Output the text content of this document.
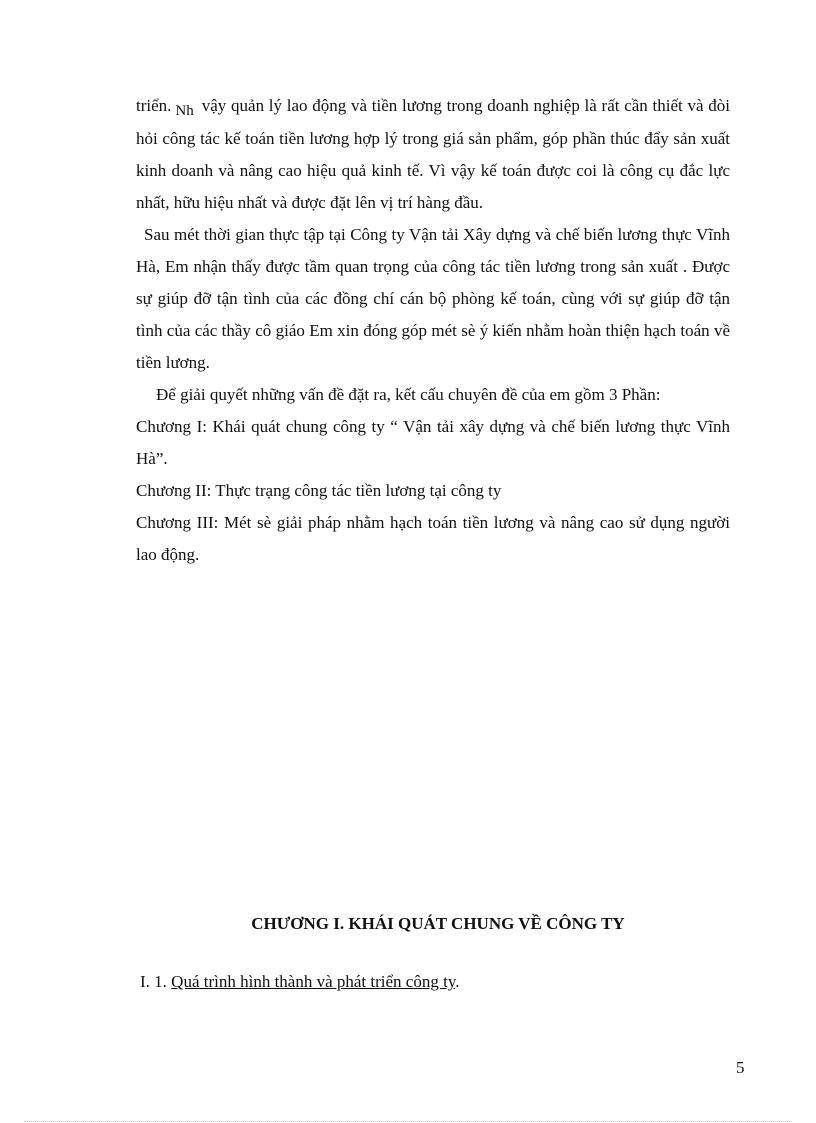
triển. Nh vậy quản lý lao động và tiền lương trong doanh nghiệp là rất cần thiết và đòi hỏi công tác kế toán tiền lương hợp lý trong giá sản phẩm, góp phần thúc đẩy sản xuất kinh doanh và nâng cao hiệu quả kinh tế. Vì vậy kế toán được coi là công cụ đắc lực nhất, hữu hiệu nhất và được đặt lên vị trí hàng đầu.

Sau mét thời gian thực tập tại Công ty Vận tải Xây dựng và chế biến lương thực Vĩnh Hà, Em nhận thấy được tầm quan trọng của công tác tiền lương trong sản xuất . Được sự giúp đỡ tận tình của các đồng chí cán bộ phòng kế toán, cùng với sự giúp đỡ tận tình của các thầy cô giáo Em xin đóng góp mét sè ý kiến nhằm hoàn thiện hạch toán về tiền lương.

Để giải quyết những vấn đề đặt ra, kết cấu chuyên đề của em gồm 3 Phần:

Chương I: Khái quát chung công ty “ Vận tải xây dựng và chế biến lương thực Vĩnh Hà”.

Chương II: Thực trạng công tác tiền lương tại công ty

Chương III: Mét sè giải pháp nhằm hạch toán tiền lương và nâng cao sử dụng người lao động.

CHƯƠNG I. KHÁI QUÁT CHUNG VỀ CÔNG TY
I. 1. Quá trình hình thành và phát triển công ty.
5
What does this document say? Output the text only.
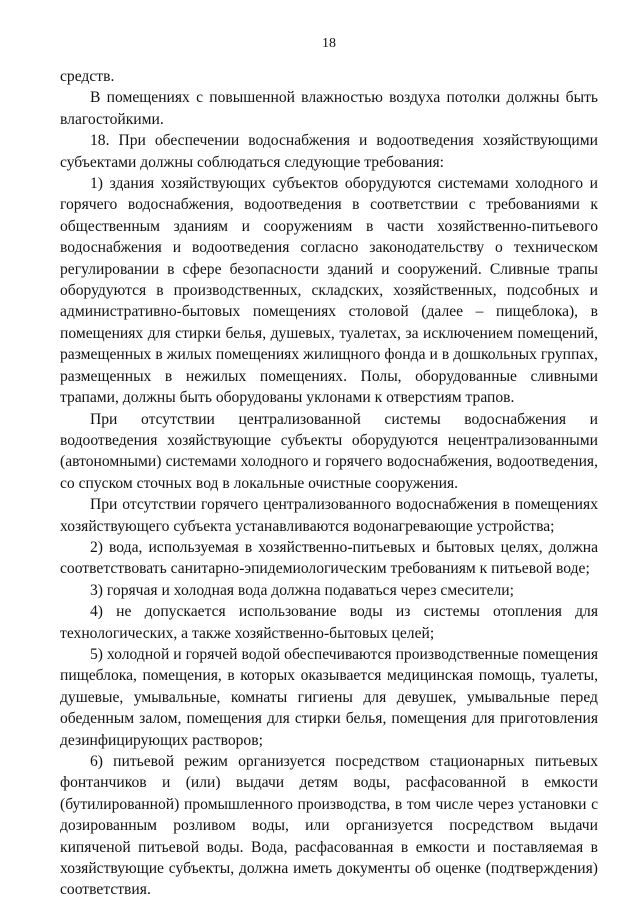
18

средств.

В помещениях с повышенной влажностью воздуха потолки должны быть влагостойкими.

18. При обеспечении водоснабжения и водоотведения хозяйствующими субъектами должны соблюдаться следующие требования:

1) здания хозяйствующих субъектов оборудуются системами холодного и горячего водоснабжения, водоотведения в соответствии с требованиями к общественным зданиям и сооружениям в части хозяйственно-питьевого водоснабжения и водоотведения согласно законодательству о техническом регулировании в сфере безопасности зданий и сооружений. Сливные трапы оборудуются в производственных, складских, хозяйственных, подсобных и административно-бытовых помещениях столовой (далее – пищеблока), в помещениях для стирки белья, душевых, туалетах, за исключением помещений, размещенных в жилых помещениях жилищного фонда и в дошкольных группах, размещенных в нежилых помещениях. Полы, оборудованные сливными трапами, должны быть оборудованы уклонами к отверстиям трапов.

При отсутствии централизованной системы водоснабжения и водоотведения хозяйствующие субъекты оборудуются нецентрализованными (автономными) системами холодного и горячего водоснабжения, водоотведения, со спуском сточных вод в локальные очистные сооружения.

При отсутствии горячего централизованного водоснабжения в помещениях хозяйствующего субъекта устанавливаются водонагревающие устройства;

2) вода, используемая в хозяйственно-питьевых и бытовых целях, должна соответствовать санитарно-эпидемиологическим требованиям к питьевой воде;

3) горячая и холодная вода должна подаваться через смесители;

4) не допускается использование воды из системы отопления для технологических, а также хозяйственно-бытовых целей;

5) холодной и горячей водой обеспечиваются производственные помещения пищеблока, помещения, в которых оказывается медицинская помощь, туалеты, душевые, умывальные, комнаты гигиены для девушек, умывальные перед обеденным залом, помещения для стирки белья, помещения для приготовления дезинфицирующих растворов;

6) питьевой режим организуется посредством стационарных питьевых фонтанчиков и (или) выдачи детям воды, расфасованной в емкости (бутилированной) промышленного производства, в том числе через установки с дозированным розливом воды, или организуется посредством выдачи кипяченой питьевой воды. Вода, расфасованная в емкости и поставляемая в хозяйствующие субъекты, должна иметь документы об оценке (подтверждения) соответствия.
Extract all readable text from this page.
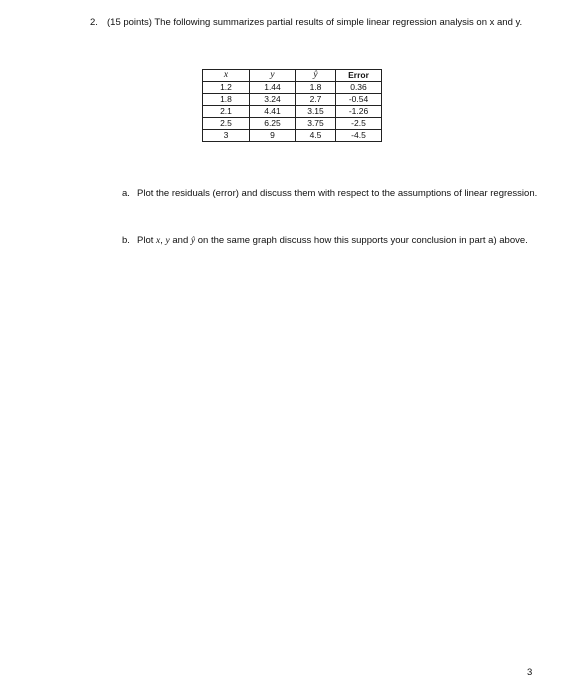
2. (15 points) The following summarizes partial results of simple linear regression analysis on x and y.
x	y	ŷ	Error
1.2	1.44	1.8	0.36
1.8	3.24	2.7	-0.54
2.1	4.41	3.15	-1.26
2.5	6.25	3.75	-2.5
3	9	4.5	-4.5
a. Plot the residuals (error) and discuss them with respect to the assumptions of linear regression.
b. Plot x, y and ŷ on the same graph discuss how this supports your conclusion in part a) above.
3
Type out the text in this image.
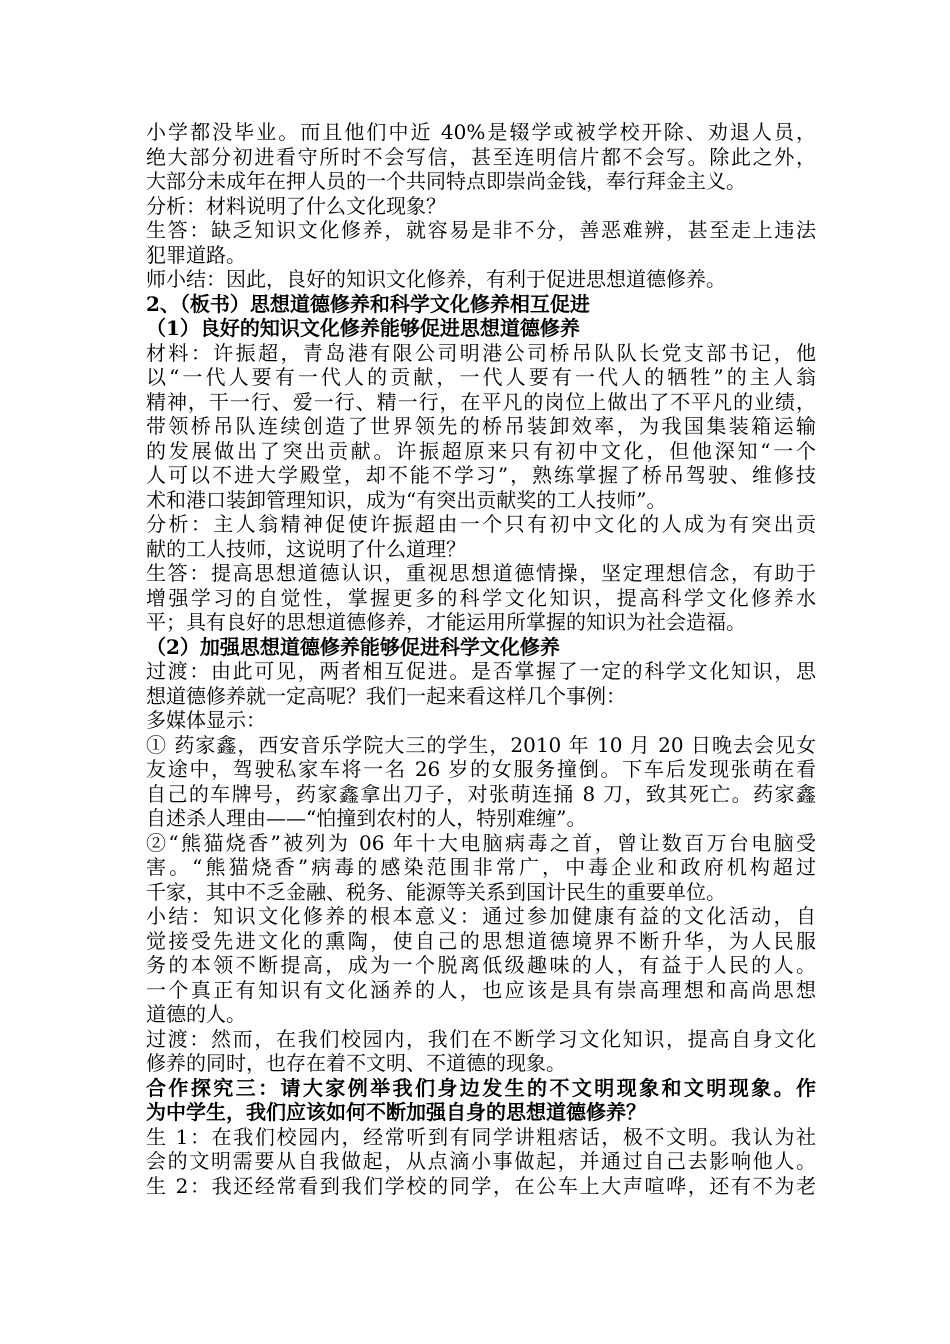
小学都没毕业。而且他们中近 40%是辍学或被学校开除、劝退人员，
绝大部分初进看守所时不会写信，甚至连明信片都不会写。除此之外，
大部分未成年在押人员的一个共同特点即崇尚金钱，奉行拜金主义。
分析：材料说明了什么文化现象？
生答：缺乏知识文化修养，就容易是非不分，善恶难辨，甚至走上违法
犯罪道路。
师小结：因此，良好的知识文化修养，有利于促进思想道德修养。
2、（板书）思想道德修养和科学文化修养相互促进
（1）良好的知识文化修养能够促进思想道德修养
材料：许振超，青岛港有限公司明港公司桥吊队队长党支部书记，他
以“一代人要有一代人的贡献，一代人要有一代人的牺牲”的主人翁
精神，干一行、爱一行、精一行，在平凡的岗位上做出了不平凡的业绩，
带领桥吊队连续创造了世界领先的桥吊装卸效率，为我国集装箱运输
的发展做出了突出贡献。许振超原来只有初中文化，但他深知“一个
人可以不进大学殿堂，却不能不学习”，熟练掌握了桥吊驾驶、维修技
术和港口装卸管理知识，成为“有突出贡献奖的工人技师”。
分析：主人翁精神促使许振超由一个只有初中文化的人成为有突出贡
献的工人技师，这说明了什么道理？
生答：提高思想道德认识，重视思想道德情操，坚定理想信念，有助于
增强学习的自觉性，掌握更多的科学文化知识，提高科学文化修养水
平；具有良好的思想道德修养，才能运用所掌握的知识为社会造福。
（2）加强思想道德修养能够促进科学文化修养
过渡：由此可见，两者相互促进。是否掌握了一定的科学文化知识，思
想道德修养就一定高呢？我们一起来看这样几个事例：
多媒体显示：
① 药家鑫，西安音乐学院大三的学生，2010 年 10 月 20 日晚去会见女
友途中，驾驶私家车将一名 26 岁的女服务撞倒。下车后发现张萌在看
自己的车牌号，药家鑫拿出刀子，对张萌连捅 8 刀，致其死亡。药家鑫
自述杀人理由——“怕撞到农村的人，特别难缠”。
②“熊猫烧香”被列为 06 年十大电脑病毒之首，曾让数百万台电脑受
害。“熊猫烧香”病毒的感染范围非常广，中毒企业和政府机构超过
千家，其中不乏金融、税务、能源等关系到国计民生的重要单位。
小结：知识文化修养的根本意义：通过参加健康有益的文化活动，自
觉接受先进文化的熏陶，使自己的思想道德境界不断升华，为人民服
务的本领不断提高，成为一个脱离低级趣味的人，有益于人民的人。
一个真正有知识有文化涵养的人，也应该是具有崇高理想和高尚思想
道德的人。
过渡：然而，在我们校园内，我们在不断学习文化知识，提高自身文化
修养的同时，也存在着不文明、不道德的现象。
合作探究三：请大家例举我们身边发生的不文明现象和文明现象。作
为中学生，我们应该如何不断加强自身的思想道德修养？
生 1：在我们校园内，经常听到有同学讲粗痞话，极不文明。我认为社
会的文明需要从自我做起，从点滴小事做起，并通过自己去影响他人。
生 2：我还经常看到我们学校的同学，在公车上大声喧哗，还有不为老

**Objective:**
Transcribe the records above exactly, omitting every picture they contain.

**Full response:**
Output the text content of this document.
triển. Nh vậy quản lý lao động và tiền lương trong doanh nghiệp là rất cần thiết và đòi hỏi công tác kế toán tiền lương hợp lý trong giá sản phẩm, góp phần thúc đẩy sản xuất kinh doanh và nâng cao hiệu quả kinh tế. Vì vậy kế toán được coi là công cụ đắc lực nhất, hữu hiệu nhất và được đặt lên vị trí hàng đầu.

Sau mét thời gian thực tập tại Công ty Vận tải Xây dựng và chế biến lương thực Vĩnh Hà, Em nhận thấy được tầm quan trọng của công tác tiền lương trong sản xuất . Được sự giúp đỡ tận tình của các đồng chí cán bộ phòng kế toán, cùng với sự giúp đỡ tận tình của các thầy cô giáo Em xin đóng góp mét sè ý kiến nhằm hoàn thiện hạch toán về tiền lương.

Để giải quyết những vấn đề đặt ra, kết cấu chuyên đề của em gồm 3 Phần:

Chương I: Khái quát chung công ty “ Vận tải xây dựng và chế biến lương thực Vĩnh Hà”.

Chương II: Thực trạng công tác tiền lương tại công ty

Chương III: Mét sè giải pháp nhằm hạch toán tiền lương và nâng cao sử dụng người lao động.

CHƯƠNG I. KHÁI QUÁT CHUNG VỀ CÔNG TY
I. 1. Quá trình hình thành và phát triển công ty.
5
What does this document say? Output the text only.
18

средств.

В помещениях с повышенной влажностью воздуха потолки должны быть влагостойкими.

18. При обеспечении водоснабжения и водоотведения хозяйствующими субъектами должны соблюдаться следующие требования:

1) здания хозяйствующих субъектов оборудуются системами холодного и горячего водоснабжения, водоотведения в соответствии с требованиями к общественным зданиям и сооружениям в части хозяйственно-питьевого водоснабжения и водоотведения согласно законодательству о техническом регулировании в сфере безопасности зданий и сооружений. Сливные трапы оборудуются в производственных, складских, хозяйственных, подсобных и административно-бытовых помещениях столовой (далее – пищеблока), в помещениях для стирки белья, душевых, туалетах, за исключением помещений, размещенных в жилых помещениях жилищного фонда и в дошкольных группах, размещенных в нежилых помещениях. Полы, оборудованные сливными трапами, должны быть оборудованы уклонами к отверстиям трапов.

При отсутствии централизованной системы водоснабжения и водоотведения хозяйствующие субъекты оборудуются нецентрализованными (автономными) системами холодного и горячего водоснабжения, водоотведения, со спуском сточных вод в локальные очистные сооружения.

При отсутствии горячего централизованного водоснабжения в помещениях хозяйствующего субъекта устанавливаются водонагревающие устройства;

2) вода, используемая в хозяйственно-питьевых и бытовых целях, должна соответствовать санитарно-эпидемиологическим требованиям к питьевой воде;

3) горячая и холодная вода должна подаваться через смесители;

4) не допускается использование воды из системы отопления для технологических, а также хозяйственно-бытовых целей;

5) холодной и горячей водой обеспечиваются производственные помещения пищеблока, помещения, в которых оказывается медицинская помощь, туалеты, душевые, умывальные, комнаты гигиены для девушек, умывальные перед обеденным залом, помещения для стирки белья, помещения для приготовления дезинфицирующих растворов;

6) питьевой режим организуется посредством стационарных питьевых фонтанчиков и (или) выдачи детям воды, расфасованной в емкости (бутилированной) промышленного производства, в том числе через установки с дозированным розливом воды, или организуется посредством выдачи кипяченой питьевой воды. Вода, расфасованная в емкости и поставляемая в хозяйствующие субъекты, должна иметь документы об оценке (подтверждения) соответствия.
Extract all readable text from this page.
2. (15 points) The following summarizes partial results of simple linear regression analysis on x and y.
x	y	ŷ	Error
1.2	1.44	1.8	0.36
1.8	3.24	2.7	-0.54
2.1	4.41	3.15	-1.26
2.5	6.25	3.75	-2.5
3	9	4.5	-4.5
a. Plot the residuals (error) and discuss them with respect to the assumptions of linear regression.
b. Plot x, y and ŷ on the same graph discuss how this supports your conclusion in part a) above.
3
Type out the text in this image.
小学都没毕业。而且他们中近 40%是辍学或被学校开除、劝退人员，
绝大部分初进看守所时不会写信，甚至连明信片都不会写。除此之外，
大部分未成年在押人员的一个共同特点即崇尚金钱，奉行拜金主义。
分析：材料说明了什么文化现象？
生答：缺乏知识文化修养，就容易是非不分，善恶难辨，甚至走上违法
犯罪道路。
师小结：因此，良好的知识文化修养，有利于促进思想道德修养。
2、（板书）思想道德修养和科学文化修养相互促进
（1）良好的知识文化修养能够促进思想道德修养
材料：许振超，青岛港有限公司明港公司桥吊队队长党支部书记，他
以“一代人要有一代人的贡献，一代人要有一代人的牺牲”的主人翁
精神，干一行、爱一行、精一行，在平凡的岗位上做出了不平凡的业绩，
带领桥吊队连续创造了世界领先的桥吊装卸效率，为我国集装箱运输
的发展做出了突出贡献。许振超原来只有初中文化，但他深知“一个
人可以不进大学殿堂，却不能不学习”，熟练掌握了桥吊驾驶、维修技
术和港口装卸管理知识，成为“有突出贡献奖的工人技师”。
分析：主人翁精神促使许振超由一个只有初中文化的人成为有突出贡
献的工人技师，这说明了什么道理？
生答：提高思想道德认识，重视思想道德情操，坚定理想信念，有助于
增强学习的自觉性，掌握更多的科学文化知识，提高科学文化修养水
平；具有良好的思想道德修养，才能运用所掌握的知识为社会造福。
（2）加强思想道德修养能够促进科学文化修养
过渡：由此可见，两者相互促进。是否掌握了一定的科学文化知识，思
想道德修养就一定高呢？我们一起来看这样几个事例：
多媒体显示：
① 药家鑫，西安音乐学院大三的学生，2010 年 10 月 20 日晚去会见女
友途中，驾驶私家车将一名 26 岁的女服务撞倒。下车后发现张萌在看
自己的车牌号，药家鑫拿出刀子，对张萌连捅 8 刀，致其死亡。药家鑫
自述杀人理由——“怕撞到农村的人，特别难缠”。
②“熊猫烧香”被列为 06 年十大电脑病毒之首，曾让数百万台电脑受
害。“熊猫烧香”病毒的感染范围非常广，中毒企业和政府机构超过
千家，其中不乏金融、税务、能源等关系到国计民生的重要单位。
小结：知识文化修养的根本意义：通过参加健康有益的文化活动，自
觉接受先进文化的熏陶，使自己的思想道德境界不断升华，为人民服
务的本领不断提高，成为一个脱离低级趣味的人，有益于人民的人。
一个真正有知识有文化涵养的人，也应该是具有崇高理想和高尚思想
道德的人。
过渡：然而，在我们校园内，我们在不断学习文化知识，提高自身文化
修养的同时，也存在着不文明、不道德的现象。
合作探究三：请大家例举我们身边发生的不文明现象和文明现象。作
为中学生，我们应该如何不断加强自身的思想道德修养？
生 1：在我们校园内，经常听到有同学讲粗痞话，极不文明。我认为社
会的文明需要从自我做起，从点滴小事做起，并通过自己去影响他人。
生 2：我还经常看到我们学校的同学，在公车上大声喧哗，还有不为老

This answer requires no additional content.